* Information shown *
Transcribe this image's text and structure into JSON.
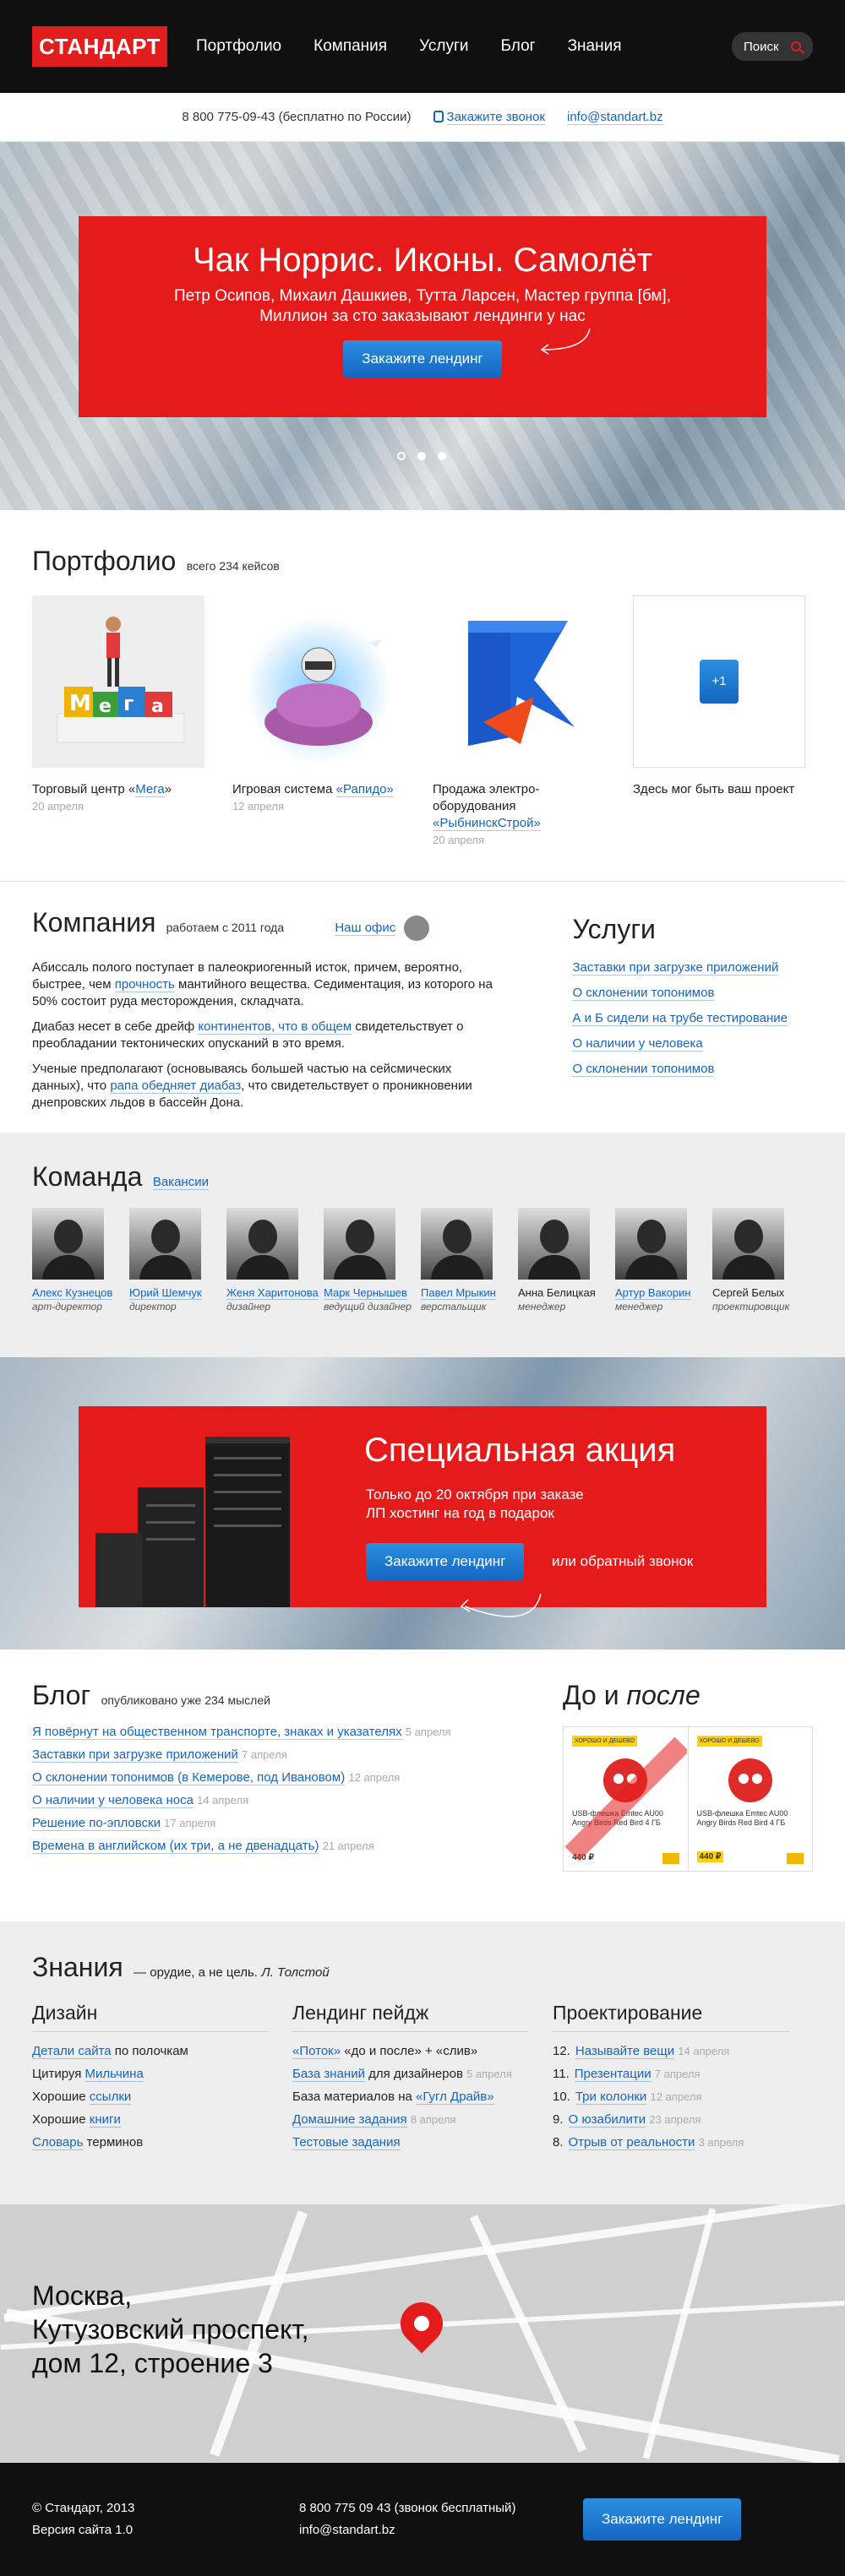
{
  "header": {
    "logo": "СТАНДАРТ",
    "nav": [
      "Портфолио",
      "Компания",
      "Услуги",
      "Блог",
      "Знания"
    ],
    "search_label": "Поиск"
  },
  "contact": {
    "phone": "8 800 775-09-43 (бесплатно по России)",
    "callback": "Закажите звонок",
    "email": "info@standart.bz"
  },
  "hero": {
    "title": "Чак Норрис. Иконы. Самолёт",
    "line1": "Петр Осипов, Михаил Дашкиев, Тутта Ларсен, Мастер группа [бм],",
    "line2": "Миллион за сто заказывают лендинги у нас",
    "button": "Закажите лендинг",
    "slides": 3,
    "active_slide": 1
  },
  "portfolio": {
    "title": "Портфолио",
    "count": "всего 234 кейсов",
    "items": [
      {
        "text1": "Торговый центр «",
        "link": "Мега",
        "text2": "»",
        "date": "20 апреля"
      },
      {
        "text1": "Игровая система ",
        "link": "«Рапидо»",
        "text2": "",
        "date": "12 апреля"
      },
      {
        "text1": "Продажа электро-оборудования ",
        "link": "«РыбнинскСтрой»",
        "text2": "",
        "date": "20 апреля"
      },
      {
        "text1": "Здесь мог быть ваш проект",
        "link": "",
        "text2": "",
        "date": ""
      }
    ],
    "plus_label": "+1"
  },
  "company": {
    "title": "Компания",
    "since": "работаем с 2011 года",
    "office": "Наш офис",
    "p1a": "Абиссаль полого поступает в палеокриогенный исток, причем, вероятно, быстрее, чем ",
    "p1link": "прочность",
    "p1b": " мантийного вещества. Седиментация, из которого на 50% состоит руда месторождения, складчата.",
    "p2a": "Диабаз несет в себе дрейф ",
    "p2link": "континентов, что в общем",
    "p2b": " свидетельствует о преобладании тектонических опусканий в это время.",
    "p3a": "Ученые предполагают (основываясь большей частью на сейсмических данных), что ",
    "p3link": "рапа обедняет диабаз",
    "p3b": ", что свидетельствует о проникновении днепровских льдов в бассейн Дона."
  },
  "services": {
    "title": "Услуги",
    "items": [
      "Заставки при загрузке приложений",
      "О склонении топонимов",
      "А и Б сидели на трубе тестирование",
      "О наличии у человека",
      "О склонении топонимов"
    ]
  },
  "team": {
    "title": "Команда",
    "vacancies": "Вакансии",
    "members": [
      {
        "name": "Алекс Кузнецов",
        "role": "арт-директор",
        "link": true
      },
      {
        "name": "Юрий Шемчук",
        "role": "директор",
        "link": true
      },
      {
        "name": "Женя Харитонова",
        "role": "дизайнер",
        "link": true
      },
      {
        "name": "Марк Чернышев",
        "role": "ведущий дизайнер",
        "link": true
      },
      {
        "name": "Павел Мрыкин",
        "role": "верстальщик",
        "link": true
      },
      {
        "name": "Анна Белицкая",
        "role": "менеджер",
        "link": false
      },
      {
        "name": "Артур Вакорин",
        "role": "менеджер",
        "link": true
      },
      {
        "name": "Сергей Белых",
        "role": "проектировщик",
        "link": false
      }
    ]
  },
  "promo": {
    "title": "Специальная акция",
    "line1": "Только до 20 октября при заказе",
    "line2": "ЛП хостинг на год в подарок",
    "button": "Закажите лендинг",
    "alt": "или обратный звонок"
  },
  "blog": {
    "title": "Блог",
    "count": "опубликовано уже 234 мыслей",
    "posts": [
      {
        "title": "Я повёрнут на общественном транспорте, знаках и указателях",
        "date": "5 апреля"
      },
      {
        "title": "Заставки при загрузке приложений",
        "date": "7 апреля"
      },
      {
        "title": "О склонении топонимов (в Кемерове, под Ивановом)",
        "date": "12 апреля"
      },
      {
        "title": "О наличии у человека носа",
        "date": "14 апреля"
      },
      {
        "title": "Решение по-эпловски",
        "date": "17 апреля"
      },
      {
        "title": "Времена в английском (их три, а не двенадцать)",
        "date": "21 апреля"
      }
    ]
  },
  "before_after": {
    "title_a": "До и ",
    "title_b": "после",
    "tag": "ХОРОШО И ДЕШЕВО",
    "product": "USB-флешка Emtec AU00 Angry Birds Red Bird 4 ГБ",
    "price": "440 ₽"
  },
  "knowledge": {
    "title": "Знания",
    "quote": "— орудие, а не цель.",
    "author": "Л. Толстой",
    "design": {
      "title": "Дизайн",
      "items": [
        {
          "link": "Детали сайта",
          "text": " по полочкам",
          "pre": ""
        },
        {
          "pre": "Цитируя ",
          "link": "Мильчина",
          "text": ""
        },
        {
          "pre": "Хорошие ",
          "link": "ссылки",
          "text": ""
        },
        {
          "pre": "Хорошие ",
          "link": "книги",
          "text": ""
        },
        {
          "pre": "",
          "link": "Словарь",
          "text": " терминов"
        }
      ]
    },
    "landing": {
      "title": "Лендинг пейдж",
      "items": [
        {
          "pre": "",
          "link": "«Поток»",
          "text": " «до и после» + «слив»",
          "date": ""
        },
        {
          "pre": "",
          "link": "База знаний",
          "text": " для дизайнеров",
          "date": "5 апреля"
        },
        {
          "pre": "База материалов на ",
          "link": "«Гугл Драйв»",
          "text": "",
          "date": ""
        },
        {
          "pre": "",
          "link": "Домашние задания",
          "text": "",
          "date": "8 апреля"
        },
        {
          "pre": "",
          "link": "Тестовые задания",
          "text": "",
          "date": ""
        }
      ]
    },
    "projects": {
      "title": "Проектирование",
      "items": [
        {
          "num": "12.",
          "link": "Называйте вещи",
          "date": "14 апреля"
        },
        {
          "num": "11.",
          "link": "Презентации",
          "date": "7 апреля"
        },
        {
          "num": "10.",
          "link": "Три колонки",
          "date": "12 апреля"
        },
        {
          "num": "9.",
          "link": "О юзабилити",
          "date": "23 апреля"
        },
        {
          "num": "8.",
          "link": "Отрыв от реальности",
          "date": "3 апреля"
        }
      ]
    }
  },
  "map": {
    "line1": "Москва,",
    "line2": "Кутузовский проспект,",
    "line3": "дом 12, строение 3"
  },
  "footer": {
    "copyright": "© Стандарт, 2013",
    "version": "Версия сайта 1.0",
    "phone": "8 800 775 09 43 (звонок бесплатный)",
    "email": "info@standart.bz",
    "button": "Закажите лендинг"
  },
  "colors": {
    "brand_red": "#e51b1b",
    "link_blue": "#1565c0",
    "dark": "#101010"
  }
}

* Task *
Without the pictures, transcribe the listing above exactly.

* Output for this exercise *
Transcribe this image's text and structure into JSON.
{
  "header": {
    "logo": "СТАНДАРТ",
    "nav": [
      "Портфолио",
      "Компания",
      "Услуги",
      "Блог",
      "Знания"
    ],
    "search_label": "Поиск"
  },
  "contact": {
    "phone": "8 800 775-09-43 (бесплатно по России)",
    "callback": "Закажите звонок",
    "email": "info@standart.bz"
  },
  "hero": {
    "title": "Чак Норрис. Иконы. Самолёт",
    "line1": "Петр Осипов, Михаил Дашкиев, Тутта Ларсен, Мастер группа [бм],",
    "line2": "Миллион за сто заказывают лендинги у нас",
    "button": "Закажите лендинг",
    "slides": 3,
    "active_slide": 1
  },
  "portfolio": {
    "title": "Портфолио",
    "count": "всего 234 кейсов",
    "items": [
      {
        "text1": "Торговый центр «",
        "link": "Мега",
        "text2": "»",
        "date": "20 апреля"
      },
      {
        "text1": "Игровая система ",
        "link": "«Рапидо»",
        "text2": "",
        "date": "12 апреля"
      },
      {
        "text1": "Продажа электро-оборудования ",
        "link": "«РыбнинскСтрой»",
        "text2": "",
        "date": "20 апреля"
      },
      {
        "text1": "Здесь мог быть ваш проект",
        "link": "",
        "text2": "",
        "date": ""
      }
    ],
    "plus_label": "+1"
  },
  "company": {
    "title": "Компания",
    "since": "работаем с 2011 года",
    "office": "Наш офис",
    "p1a": "Абиссаль полого поступает в палеокриогенный исток, причем, вероятно, быстрее, чем ",
    "p1link": "прочность",
    "p1b": " мантийного вещества. Седиментация, из которого на 50% состоит руда месторождения, складчата.",
    "p2a": "Диабаз несет в себе дрейф ",
    "p2link": "континентов, что в общем",
    "p2b": " свидетельствует о преобладании тектонических опусканий в это время.",
    "p3a": "Ученые предполагают (основываясь большей частью на сейсмических данных), что ",
    "p3link": "рапа обедняет диабаз",
    "p3b": ", что свидетельствует о проникновении днепровских льдов в бассейн Дона."
  },
  "services": {
    "title": "Услуги",
    "items": [
      "Заставки при загрузке приложений",
      "О склонении топонимов",
      "А и Б сидели на трубе тестирование",
      "О наличии у человека",
      "О склонении топонимов"
    ]
  },
  "team": {
    "title": "Команда",
    "vacancies": "Вакансии",
    "members": [
      {
        "name": "Алекс Кузнецов",
        "role": "арт-директор",
        "link": true
      },
      {
        "name": "Юрий Шемчук",
        "role": "директор",
        "link": true
      },
      {
        "name": "Женя Харитонова",
        "role": "дизайнер",
        "link": true
      },
      {
        "name": "Марк Чернышев",
        "role": "ведущий дизайнер",
        "link": true
      },
      {
        "name": "Павел Мрыкин",
        "role": "верстальщик",
        "link": true
      },
      {
        "name": "Анна Белицкая",
        "role": "менеджер",
        "link": false
      },
      {
        "name": "Артур Вакорин",
        "role": "менеджер",
        "link": true
      },
      {
        "name": "Сергей Белых",
        "role": "проектировщик",
        "link": false
      }
    ]
  },
  "promo": {
    "title": "Специальная акция",
    "line1": "Только до 20 октября при заказе",
    "line2": "ЛП хостинг на год в подарок",
    "button": "Закажите лендинг",
    "alt": "или обратный звонок"
  },
  "blog": {
    "title": "Блог",
    "count": "опубликовано уже 234 мыслей",
    "posts": [
      {
        "title": "Я повёрнут на общественном транспорте, знаках и указателях",
        "date": "5 апреля"
      },
      {
        "title": "Заставки при загрузке приложений",
        "date": "7 апреля"
      },
      {
        "title": "О склонении топонимов (в Кемерове, под Ивановом)",
        "date": "12 апреля"
      },
      {
        "title": "О наличии у человека носа",
        "date": "14 апреля"
      },
      {
        "title": "Решение по-эпловски",
        "date": "17 апреля"
      },
      {
        "title": "Времена в английском (их три, а не двенадцать)",
        "date": "21 апреля"
      }
    ]
  },
  "before_after": {
    "title_a": "До и ",
    "title_b": "после",
    "tag": "ХОРОШО И ДЕШЕВО",
    "product": "USB-флешка Emtec AU00 Angry Birds Red Bird 4 ГБ",
    "price": "440 ₽"
  },
  "knowledge": {
    "title": "Знания",
    "quote": "— орудие, а не цель.",
    "author": "Л. Толстой",
    "design": {
      "title": "Дизайн",
      "items": [
        {
          "link": "Детали сайта",
          "text": " по полочкам",
          "pre": ""
        },
        {
          "pre": "Цитируя ",
          "link": "Мильчина",
          "text": ""
        },
        {
          "pre": "Хорошие ",
          "link": "ссылки",
          "text": ""
        },
        {
          "pre": "Хорошие ",
          "link": "книги",
          "text": ""
        },
        {
          "pre": "",
          "link": "Словарь",
          "text": " терминов"
        }
      ]
    },
    "landing": {
      "title": "Лендинг пейдж",
      "items": [
        {
          "pre": "",
          "link": "«Поток»",
          "text": " «до и после» + «слив»",
          "date": ""
        },
        {
          "pre": "",
          "link": "База знаний",
          "text": " для дизайнеров",
          "date": "5 апреля"
        },
        {
          "pre": "База материалов на ",
          "link": "«Гугл Драйв»",
          "text": "",
          "date": ""
        },
        {
          "pre": "",
          "link": "Домашние задания",
          "text": "",
          "date": "8 апреля"
        },
        {
          "pre": "",
          "link": "Тестовые задания",
          "text": "",
          "date": ""
        }
      ]
    },
    "projects": {
      "title": "Проектирование",
      "items": [
        {
          "num": "12.",
          "link": "Называйте вещи",
          "date": "14 апреля"
        },
        {
          "num": "11.",
          "link": "Презентации",
          "date": "7 апреля"
        },
        {
          "num": "10.",
          "link": "Три колонки",
          "date": "12 апреля"
        },
        {
          "num": "9.",
          "link": "О юзабилити",
          "date": "23 апреля"
        },
        {
          "num": "8.",
          "link": "Отрыв от реальности",
          "date": "3 апреля"
        }
      ]
    }
  },
  "map": {
    "line1": "Москва,",
    "line2": "Кутузовский проспект,",
    "line3": "дом 12, строение 3"
  },
  "footer": {
    "copyright": "© Стандарт, 2013",
    "version": "Версия сайта 1.0",
    "phone": "8 800 775 09 43 (звонок бесплатный)",
    "email": "info@standart.bz",
    "button": "Закажите лендинг"
  },
  "colors": {
    "brand_red": "#e51b1b",
    "link_blue": "#1565c0",
    "dark": "#101010"
  }
}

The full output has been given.